*** Available records

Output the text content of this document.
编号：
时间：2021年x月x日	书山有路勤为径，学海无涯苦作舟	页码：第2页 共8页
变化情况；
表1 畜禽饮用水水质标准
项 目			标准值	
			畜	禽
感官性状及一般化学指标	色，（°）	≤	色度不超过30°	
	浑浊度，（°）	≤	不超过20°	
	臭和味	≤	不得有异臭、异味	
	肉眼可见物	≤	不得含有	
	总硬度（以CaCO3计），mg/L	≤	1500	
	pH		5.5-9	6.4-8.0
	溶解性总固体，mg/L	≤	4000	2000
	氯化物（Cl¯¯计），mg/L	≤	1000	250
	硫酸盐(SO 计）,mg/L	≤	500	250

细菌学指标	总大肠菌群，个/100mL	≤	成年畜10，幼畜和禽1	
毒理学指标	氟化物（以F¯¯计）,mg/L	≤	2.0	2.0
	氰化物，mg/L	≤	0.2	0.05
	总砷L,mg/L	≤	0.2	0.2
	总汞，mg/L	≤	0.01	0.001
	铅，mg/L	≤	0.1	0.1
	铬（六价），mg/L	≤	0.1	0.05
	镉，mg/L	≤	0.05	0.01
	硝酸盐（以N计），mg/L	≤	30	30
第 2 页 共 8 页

******

Please reproduce all of the entries exactly as they stand.

Output the text content of this document.
编号：
时间：2021年x月x日	书山有路勤为径，学海无涯苦作舟	页码：第2页 共8页
变化情况；
表1 畜禽饮用水水质标准
项 目			标准值	
			畜	禽
感官性状及一般化学指标	色，（°）	≤	色度不超过30°	
	浑浊度，（°）	≤	不超过20°	
	臭和味	≤	不得有异臭、异味	
	肉眼可见物	≤	不得含有	
	总硬度（以CaCO3计），mg/L	≤	1500	
	pH		5.5-9	6.4-8.0
	溶解性总固体，mg/L	≤	4000	2000
	氯化物（Cl¯¯计），mg/L	≤	1000	250
	硫酸盐(SO 计）,mg/L	≤	500	250

细菌学指标	总大肠菌群，个/100mL	≤	成年畜10，幼畜和禽1	
毒理学指标	氟化物（以F¯¯计）,mg/L	≤	2.0	2.0
	氰化物，mg/L	≤	0.2	0.05
	总砷L,mg/L	≤	0.2	0.2
	总汞，mg/L	≤	0.01	0.001
	铅，mg/L	≤	0.1	0.1
	铬（六价），mg/L	≤	0.1	0.05
	镉，mg/L	≤	0.05	0.01
	硝酸盐（以N计），mg/L	≤	30	30
第 2 页 共 8 页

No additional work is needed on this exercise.